Conseiller du ministre du Travail, Eric de Serigny est aussi un proche de Patrice de Maistre, le bras droit de Liliane Bettencourt.
Eric de Sérigny, un conseiller du ministre du travail Eric Woerth, est mis en cause pour ses liens avec le monde des affaires, dans une enquête diffusée vendredi 20 août par France Inter, mais ce dernier se défend de tout "problème déontologique", tandis que le ministère récuse tout manquement.
Son nom n'apparaît pas dans l'organigramme officiel du cabinet ministériel, mais Eric de Sérigny est notamment un ami de Patrice de Maistre, gestionnaire de la fortune de Liliane Bettencourt, auquel le ministre a remis la Légion d'honneur.
"Je n'ai pas demandé la Légion d'honneur pour Patrice de Maistre", souligne M. de Sérigny dans un communiqué publié sur le site Internet de France Inter, "mais il est exact que j'ai soutenu sa candidature comme d'autres, car je la trouvais justifiée".
TRAVAIL "BÉNÉVOLE" POUR M. WOERTH
La remise de cette décoration est l'un des volets des conflits d'intérêts présumés avec la milliardaire, affaire dans laquelle M. Woerth est empêtré depuis plusieurs semaines.
Conseiller du ministre depuis 2007, M. de Sérigny, un cadre de la haute finance, assure travailler à titre "bénévole" pour M. Woerth, admettant avoir participé à des réunions des grands donateurs de l'UMP.

> _Lignes extraites_
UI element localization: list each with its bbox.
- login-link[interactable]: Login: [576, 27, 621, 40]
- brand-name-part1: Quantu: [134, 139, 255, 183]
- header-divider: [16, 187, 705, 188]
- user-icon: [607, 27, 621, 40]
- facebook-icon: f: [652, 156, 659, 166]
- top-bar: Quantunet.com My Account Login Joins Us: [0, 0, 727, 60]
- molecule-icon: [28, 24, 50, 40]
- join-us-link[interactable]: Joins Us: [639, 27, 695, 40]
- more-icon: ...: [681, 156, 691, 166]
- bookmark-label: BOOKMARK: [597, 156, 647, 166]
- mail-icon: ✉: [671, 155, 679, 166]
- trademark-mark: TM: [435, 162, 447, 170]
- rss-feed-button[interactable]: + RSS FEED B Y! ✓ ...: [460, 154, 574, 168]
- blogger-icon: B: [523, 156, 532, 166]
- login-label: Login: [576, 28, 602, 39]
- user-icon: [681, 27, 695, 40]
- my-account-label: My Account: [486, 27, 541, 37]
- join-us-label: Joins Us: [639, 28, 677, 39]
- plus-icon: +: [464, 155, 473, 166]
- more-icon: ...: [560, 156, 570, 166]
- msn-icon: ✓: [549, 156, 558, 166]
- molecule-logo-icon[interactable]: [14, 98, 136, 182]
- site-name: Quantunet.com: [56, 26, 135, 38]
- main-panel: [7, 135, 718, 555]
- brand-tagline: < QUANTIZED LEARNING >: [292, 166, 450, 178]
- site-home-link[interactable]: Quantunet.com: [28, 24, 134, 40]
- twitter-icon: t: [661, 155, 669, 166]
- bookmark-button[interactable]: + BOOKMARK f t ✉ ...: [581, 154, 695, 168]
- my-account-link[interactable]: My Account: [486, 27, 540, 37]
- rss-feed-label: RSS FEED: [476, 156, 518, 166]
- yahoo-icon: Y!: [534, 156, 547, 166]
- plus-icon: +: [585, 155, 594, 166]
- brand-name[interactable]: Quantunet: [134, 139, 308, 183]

> _Activités_
1 > D'après le texte sur Eric de Sérigny, quelle station a diffusé l'enquête le vendredi 20 août ?
2 > Mettez à jour le texte sur Eric de Sérigny en commençant à "Conseiller du ministre du Travail, Eric" et en terminant à "récuse tout manquement.". Remplacez "bras droit" par "principal collaborateur".
3 > Donnez la suite du texte sur Eric de Sérigny à partir de sa dernière phrase.

> _Corrigé des activités_
1 > France Inter.

2 >
Conseiller du ministre du Travail, Eric de Serigny est aussi un proche de Patrice de Maistre, le principal collaborateur de Liliane Bettencourt.
Eric de Sérigny, un conseiller du ministre du travail Eric Woerth, est mis en cause pour ses liens avec le monde des affaires, dans une enquête diffusée vendredi 20 août par France Inter, mais ce dernier se défend de tout "problème déontologique", tandis que le ministère récuse tout manquement.

3 >
Sa tâche consiste à "assurer des relations économiques avec des chefs d'entreprises de mes amis", précise-t-il, avant d'ajouter : "Il n'y a strictement aucun problème de déontologie, bien sûr, avec mes activités professionnelles."
IMPLICATION DANS LES LICENCIEMENTS DE L'USINE MOLEX
Enfin, autre point soulevé par France Inter, M. de Sérigny travaille pour la société en investissement financier Athéma, qui a collaboré avec les avocats de la direction de l'usine Molex dans un dossier sur lequel le ministère du travail devait intervenir.
Une polémique avait éclaté fin 2009 quand M. Woerth avait donné son aval, malgré l'avis de l'inspection du travail, au licenciement des représentants syndicaux de cette usine de Villemur-sur-Tarn (Haute-Garonne), fermée en septembre 2009 après onze mois de lutte du personnel.